-- Problem --
According to the news report on the federal stem cell funding ruling, how many pages long was Chief Judge Lamberth's ruling granting the temporary injunction?

Judge stops stem cell funding
WASHINGTON (CNS) – A federal judge ruled Aug. 23 that the Obama administration’s guidelines for funding embryonic stem-cell research violate federal law and stopped such funding while a lawsuit against it continues.
Chief Judge Royce C. Lamberth of U.S. District Court for the District of Columbia said in his 15-page ruling granting a temporary injunction that Drs. James L. Sherley and Theresa Deisher, both adult stem-cell researchers, had standing to challenge the guidelines because they faced the possibility of losing funding from the National Institutes of Health when NIH funding for embryonic stem-cell research was expanded.
The lawsuit had originally been filed on behalf of the two doctors; Nightlight Christian Adoptions, an adoption and counseling agency that facilitates international, domestic and embryo adoptions; embryos themselves; two couples; and the Christian Medical Association. Lamberth ruled in 2009 that none of the plaintiffs had legal standing, but an appeals court overruled him only in the case of the two doctors.
The Aug. 23 ruling said the researchers’ attorneys had shown that the Dickey-Wicker amendment, approved annually since 1996 “without substantive alteration,” demonstrates that “the unambiguous intent of Congress is to prohibit the expenditure of federal funds on ‘research in which a human embryos or embryos are destroyed.’”
“By allowing federal funding of ESC research, the guidelines are in violation of the Dickey-Wicker amendment,” Lamberth wrote.

-- Information given --
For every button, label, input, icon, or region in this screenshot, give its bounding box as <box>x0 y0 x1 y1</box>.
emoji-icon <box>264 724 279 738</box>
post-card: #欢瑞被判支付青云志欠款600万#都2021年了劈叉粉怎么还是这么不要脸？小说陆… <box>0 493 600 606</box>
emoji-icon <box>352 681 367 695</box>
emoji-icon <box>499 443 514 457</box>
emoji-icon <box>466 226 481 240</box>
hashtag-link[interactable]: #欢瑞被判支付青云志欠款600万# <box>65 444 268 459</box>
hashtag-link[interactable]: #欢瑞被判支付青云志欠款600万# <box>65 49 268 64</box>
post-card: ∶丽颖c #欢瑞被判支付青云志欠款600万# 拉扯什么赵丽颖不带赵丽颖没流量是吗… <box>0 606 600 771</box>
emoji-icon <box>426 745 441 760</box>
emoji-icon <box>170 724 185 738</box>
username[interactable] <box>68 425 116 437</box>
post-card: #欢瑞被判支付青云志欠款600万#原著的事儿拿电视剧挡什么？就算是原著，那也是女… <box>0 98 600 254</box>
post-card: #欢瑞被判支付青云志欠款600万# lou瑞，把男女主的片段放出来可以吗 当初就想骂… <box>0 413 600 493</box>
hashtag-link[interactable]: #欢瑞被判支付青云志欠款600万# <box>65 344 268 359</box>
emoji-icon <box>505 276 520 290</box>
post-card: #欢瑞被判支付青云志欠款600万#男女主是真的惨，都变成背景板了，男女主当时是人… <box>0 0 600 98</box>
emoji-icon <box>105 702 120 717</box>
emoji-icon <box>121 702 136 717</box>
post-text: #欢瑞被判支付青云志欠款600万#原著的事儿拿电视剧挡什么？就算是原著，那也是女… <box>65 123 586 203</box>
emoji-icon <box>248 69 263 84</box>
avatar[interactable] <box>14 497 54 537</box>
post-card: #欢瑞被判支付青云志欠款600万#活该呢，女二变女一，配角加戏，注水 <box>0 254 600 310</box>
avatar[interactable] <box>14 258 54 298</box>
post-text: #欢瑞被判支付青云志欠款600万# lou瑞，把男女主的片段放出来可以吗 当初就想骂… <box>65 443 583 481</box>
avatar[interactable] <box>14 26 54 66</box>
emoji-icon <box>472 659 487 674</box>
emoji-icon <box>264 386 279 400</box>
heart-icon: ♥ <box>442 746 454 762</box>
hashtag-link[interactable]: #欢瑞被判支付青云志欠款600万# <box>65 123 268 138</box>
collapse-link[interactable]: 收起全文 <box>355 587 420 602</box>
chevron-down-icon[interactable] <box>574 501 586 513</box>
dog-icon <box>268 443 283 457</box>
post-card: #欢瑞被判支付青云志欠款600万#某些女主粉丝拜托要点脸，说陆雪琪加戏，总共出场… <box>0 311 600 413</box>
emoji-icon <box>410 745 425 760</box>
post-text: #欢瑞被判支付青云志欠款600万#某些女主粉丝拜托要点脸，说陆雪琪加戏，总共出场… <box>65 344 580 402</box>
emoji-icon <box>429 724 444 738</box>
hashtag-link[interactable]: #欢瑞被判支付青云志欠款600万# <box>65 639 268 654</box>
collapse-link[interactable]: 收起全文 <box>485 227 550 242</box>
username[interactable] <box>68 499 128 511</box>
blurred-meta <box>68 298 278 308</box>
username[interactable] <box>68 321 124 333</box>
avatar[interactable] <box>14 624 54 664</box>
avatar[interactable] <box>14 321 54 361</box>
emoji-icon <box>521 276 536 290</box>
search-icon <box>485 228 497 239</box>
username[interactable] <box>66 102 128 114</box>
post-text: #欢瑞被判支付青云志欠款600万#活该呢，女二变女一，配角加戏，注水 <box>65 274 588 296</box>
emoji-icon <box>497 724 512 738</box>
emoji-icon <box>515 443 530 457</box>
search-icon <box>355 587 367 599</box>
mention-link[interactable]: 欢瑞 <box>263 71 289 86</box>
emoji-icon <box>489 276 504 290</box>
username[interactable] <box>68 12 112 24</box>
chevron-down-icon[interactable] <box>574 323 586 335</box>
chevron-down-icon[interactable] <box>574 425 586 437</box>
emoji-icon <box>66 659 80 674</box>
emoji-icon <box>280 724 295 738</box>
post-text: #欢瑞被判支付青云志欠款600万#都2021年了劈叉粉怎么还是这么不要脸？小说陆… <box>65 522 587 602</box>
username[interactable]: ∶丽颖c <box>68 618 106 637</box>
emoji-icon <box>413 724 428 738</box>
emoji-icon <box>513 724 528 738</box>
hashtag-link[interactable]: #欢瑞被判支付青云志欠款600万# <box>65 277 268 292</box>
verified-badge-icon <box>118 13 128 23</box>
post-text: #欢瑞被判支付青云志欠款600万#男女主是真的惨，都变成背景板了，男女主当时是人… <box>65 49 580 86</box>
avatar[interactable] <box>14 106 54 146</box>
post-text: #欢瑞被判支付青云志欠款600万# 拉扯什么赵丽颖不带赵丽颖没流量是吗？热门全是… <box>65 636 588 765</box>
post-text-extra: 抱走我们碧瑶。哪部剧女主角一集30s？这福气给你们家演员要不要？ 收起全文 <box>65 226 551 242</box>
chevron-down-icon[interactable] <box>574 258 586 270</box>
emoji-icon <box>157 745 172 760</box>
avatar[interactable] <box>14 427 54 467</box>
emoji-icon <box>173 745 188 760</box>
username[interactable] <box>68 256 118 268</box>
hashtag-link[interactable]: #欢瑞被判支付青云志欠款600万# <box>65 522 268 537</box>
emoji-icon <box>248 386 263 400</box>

-- Response to the exercise --
It was 15 pages long.